╔══
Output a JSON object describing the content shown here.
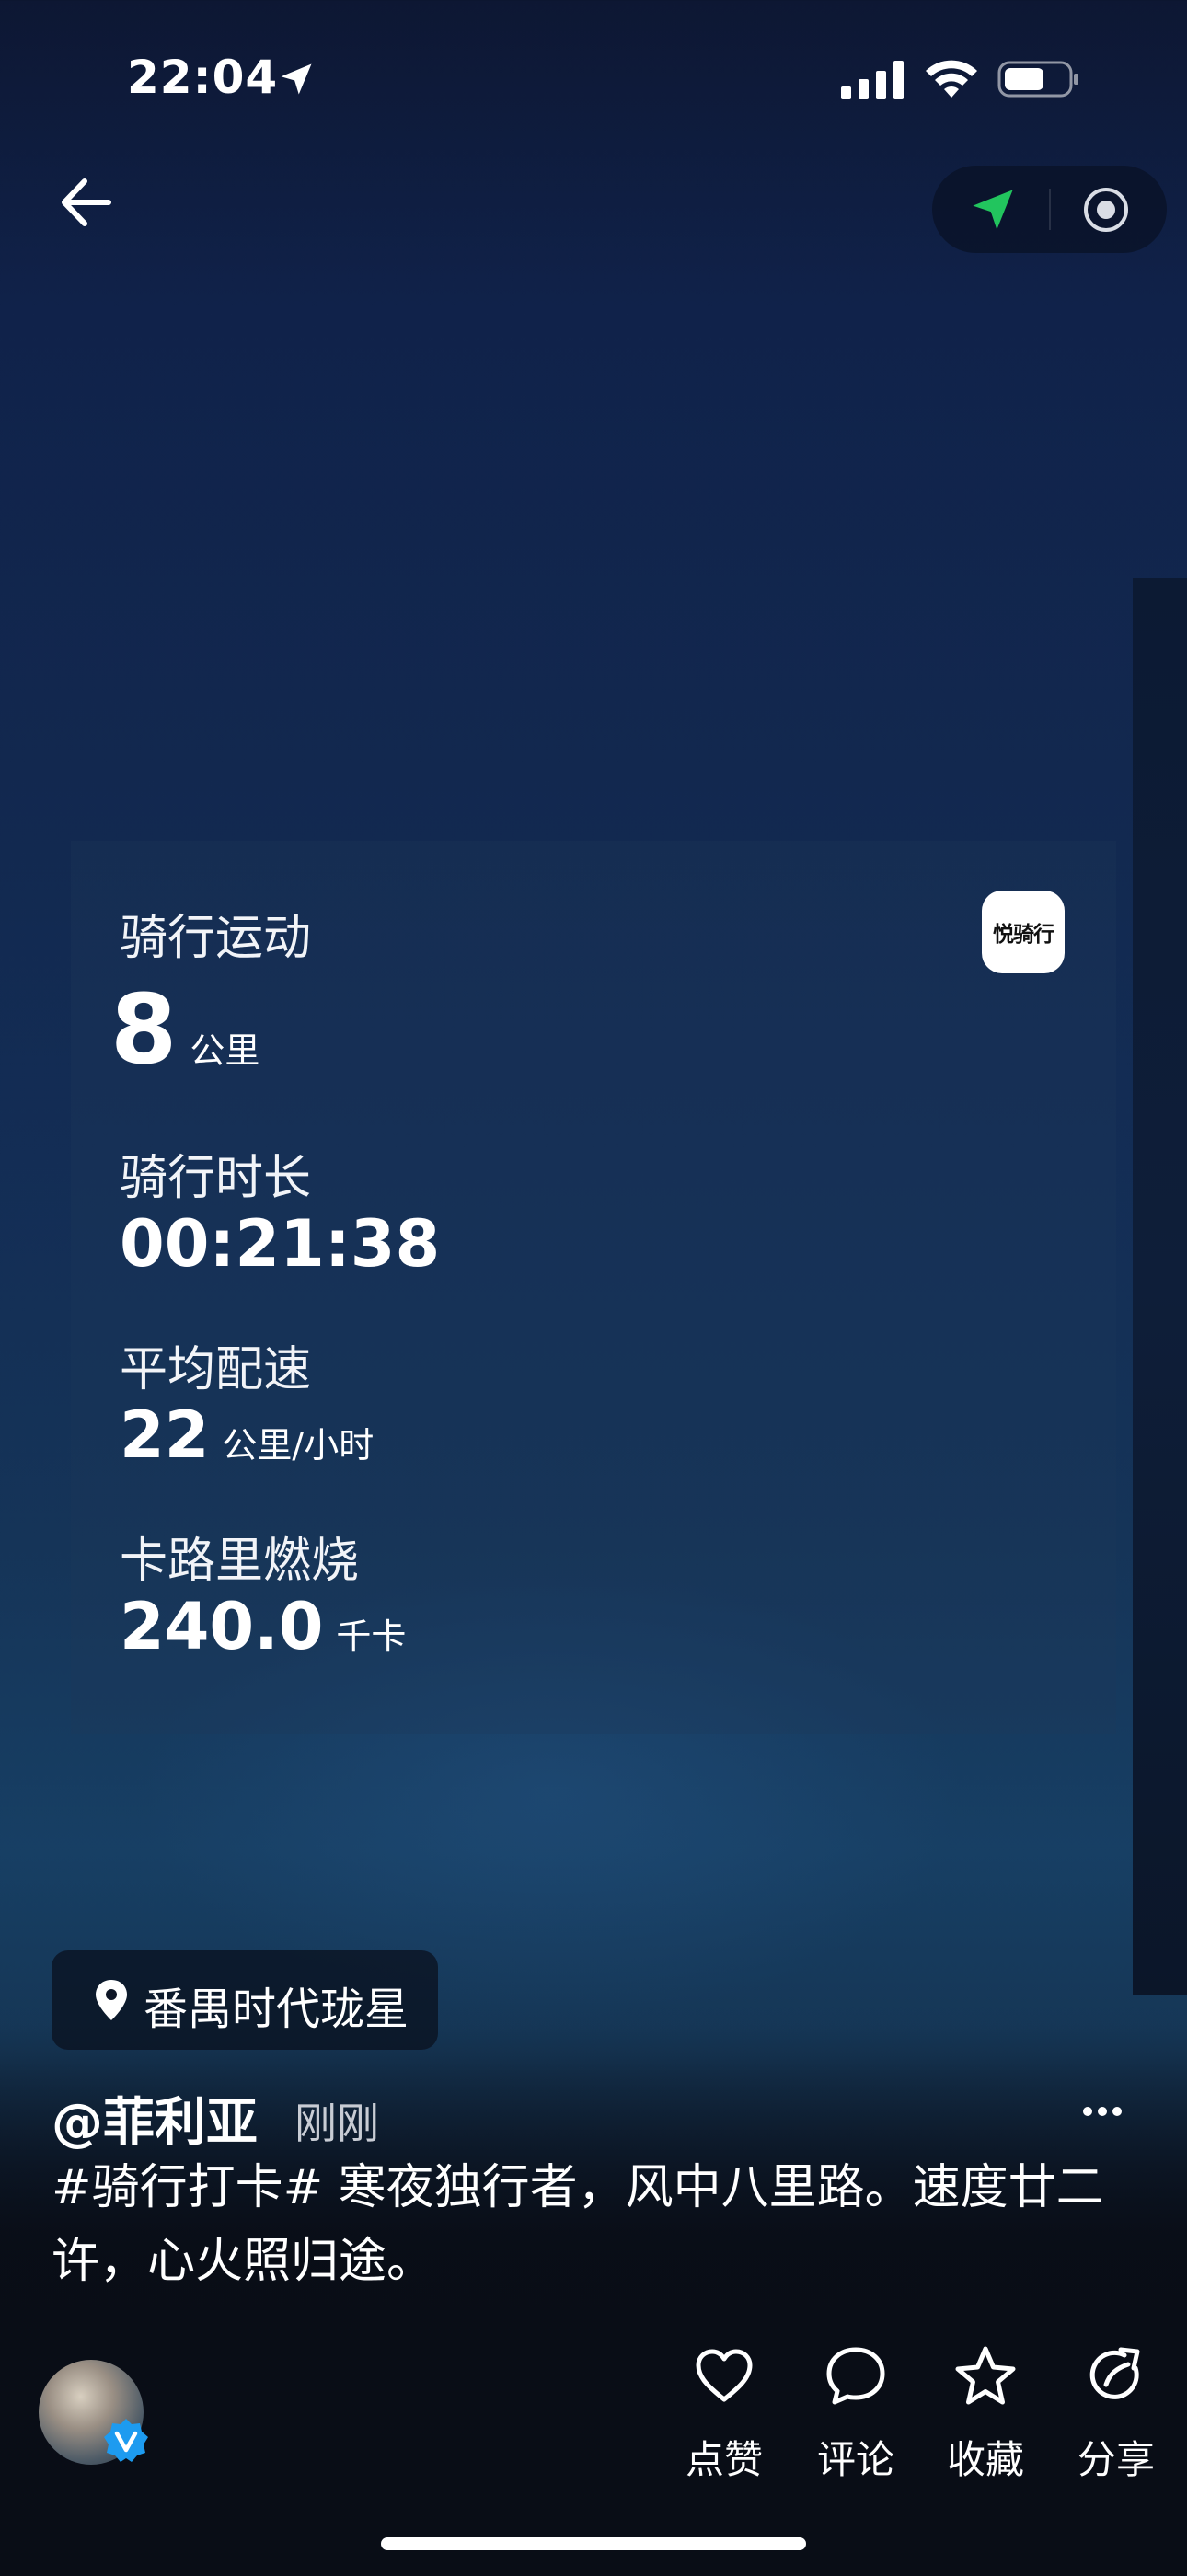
{
  "status_bar": {
    "time": "22:04"
  },
  "stats_card": {
    "app_logo_text": "悦骑行",
    "sport_type": "骑行运动",
    "distance_value": "8",
    "distance_unit": "公里",
    "duration_label": "骑行时长",
    "duration_value": "00:21:38",
    "pace_label": "平均配速",
    "pace_value": "22",
    "pace_unit": "公里/小时",
    "calories_label": "卡路里燃烧",
    "calories_value": "240.0",
    "calories_unit": "千卡"
  },
  "location": {
    "name": "番禺时代珑星"
  },
  "post": {
    "username": "@菲利亚",
    "time": "刚刚",
    "caption": "#骑行打卡# 寒夜独行者，风中八里路。速度廿二许，心火照归途。"
  },
  "actions": {
    "like": "点赞",
    "comment": "评论",
    "favorite": "收藏",
    "share": "分享"
  },
  "colors": {
    "accent_green": "#22c55e",
    "verified_blue": "#1d9bf0"
  },
  "icons": [
    "location-arrow-icon",
    "signal-icon",
    "wifi-icon",
    "battery-icon",
    "back-arrow-icon",
    "navigation-icon",
    "record-icon",
    "map-pin-icon",
    "more-icon",
    "heart-icon",
    "comment-icon",
    "star-icon",
    "share-icon",
    "verified-icon"
  ]
}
╚══
» **Short exercise**
Using the data above, print every line exactly, omitting pictures.

» **Result of this task**
Output a JSON object describing the content shown here.
{
  "status_bar": {
    "time": "22:04"
  },
  "stats_card": {
    "app_logo_text": "悦骑行",
    "sport_type": "骑行运动",
    "distance_value": "8",
    "distance_unit": "公里",
    "duration_label": "骑行时长",
    "duration_value": "00:21:38",
    "pace_label": "平均配速",
    "pace_value": "22",
    "pace_unit": "公里/小时",
    "calories_label": "卡路里燃烧",
    "calories_value": "240.0",
    "calories_unit": "千卡"
  },
  "location": {
    "name": "番禺时代珑星"
  },
  "post": {
    "username": "@菲利亚",
    "time": "刚刚",
    "caption": "#骑行打卡# 寒夜独行者，风中八里路。速度廿二许，心火照归途。"
  },
  "actions": {
    "like": "点赞",
    "comment": "评论",
    "favorite": "收藏",
    "share": "分享"
  },
  "colors": {
    "accent_green": "#22c55e",
    "verified_blue": "#1d9bf0"
  },
  "icons": [
    "location-arrow-icon",
    "signal-icon",
    "wifi-icon",
    "battery-icon",
    "back-arrow-icon",
    "navigation-icon",
    "record-icon",
    "map-pin-icon",
    "more-icon",
    "heart-icon",
    "comment-icon",
    "star-icon",
    "share-icon",
    "verified-icon"
  ]
}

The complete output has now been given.